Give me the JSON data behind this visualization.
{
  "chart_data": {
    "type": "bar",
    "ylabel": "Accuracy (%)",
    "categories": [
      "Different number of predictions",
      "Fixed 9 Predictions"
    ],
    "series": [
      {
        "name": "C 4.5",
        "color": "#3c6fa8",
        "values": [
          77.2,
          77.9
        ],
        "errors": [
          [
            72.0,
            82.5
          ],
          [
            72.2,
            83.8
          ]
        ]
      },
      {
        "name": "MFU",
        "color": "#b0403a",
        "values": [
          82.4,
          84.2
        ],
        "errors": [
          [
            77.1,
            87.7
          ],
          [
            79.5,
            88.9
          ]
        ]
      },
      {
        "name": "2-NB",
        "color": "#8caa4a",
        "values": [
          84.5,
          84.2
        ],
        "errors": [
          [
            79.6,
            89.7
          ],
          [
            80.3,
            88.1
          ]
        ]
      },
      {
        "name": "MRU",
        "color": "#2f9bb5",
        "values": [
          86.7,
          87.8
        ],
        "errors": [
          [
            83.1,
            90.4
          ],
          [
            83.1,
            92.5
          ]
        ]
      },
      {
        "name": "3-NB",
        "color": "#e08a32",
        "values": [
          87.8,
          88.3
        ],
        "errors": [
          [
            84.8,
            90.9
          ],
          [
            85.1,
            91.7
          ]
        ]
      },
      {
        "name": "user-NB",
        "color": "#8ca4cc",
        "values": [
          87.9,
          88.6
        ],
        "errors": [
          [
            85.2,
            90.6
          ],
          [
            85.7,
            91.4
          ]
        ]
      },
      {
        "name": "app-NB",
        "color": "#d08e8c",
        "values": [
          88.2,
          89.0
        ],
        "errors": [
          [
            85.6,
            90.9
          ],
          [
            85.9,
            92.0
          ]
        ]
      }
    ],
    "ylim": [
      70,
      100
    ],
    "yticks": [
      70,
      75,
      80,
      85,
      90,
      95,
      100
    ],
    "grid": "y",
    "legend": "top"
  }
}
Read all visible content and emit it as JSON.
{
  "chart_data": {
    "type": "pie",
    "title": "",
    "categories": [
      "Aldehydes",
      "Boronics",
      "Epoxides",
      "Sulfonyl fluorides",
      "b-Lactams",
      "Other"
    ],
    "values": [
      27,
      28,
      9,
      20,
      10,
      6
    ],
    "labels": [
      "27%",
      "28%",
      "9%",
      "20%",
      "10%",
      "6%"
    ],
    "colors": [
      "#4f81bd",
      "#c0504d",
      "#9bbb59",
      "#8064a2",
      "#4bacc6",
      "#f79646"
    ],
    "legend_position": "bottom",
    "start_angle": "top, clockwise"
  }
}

**Work to complete:** Write out every line exactly as it stands.

**Correct output:**
Give me the JSON data behind this visualization.
{
  "chart_data": {
    "type": "bar",
    "ylabel": "Accuracy (%)",
    "categories": [
      "Different number of predictions",
      "Fixed 9 Predictions"
    ],
    "series": [
      {
        "name": "C 4.5",
        "color": "#3c6fa8",
        "values": [
          77.2,
          77.9
        ],
        "errors": [
          [
            72.0,
            82.5
          ],
          [
            72.2,
            83.8
          ]
        ]
      },
      {
        "name": "MFU",
        "color": "#b0403a",
        "values": [
          82.4,
          84.2
        ],
        "errors": [
          [
            77.1,
            87.7
          ],
          [
            79.5,
            88.9
          ]
        ]
      },
      {
        "name": "2-NB",
        "color": "#8caa4a",
        "values": [
          84.5,
          84.2
        ],
        "errors": [
          [
            79.6,
            89.7
          ],
          [
            80.3,
            88.1
          ]
        ]
      },
      {
        "name": "MRU",
        "color": "#2f9bb5",
        "values": [
          86.7,
          87.8
        ],
        "errors": [
          [
            83.1,
            90.4
          ],
          [
            83.1,
            92.5
          ]
        ]
      },
      {
        "name": "3-NB",
        "color": "#e08a32",
        "values": [
          87.8,
          88.3
        ],
        "errors": [
          [
            84.8,
            90.9
          ],
          [
            85.1,
            91.7
          ]
        ]
      },
      {
        "name": "user-NB",
        "color": "#8ca4cc",
        "values": [
          87.9,
          88.6
        ],
        "errors": [
          [
            85.2,
            90.6
          ],
          [
            85.7,
            91.4
          ]
        ]
      },
      {
        "name": "app-NB",
        "color": "#d08e8c",
        "values": [
          88.2,
          89.0
        ],
        "errors": [
          [
            85.6,
            90.9
          ],
          [
            85.9,
            92.0
          ]
        ]
      }
    ],
    "ylim": [
      70,
      100
    ],
    "yticks": [
      70,
      75,
      80,
      85,
      90,
      95,
      100
    ],
    "grid": "y",
    "legend": "top"
  }
}
Read all visible content and emit it as JSON.
{
  "chart_data": {
    "type": "pie",
    "title": "",
    "categories": [
      "Aldehydes",
      "Boronics",
      "Epoxides",
      "Sulfonyl fluorides",
      "b-Lactams",
      "Other"
    ],
    "values": [
      27,
      28,
      9,
      20,
      10,
      6
    ],
    "labels": [
      "27%",
      "28%",
      "9%",
      "20%",
      "10%",
      "6%"
    ],
    "colors": [
      "#4f81bd",
      "#c0504d",
      "#9bbb59",
      "#8064a2",
      "#4bacc6",
      "#f79646"
    ],
    "legend_position": "bottom",
    "start_angle": "top, clockwise"
  }
}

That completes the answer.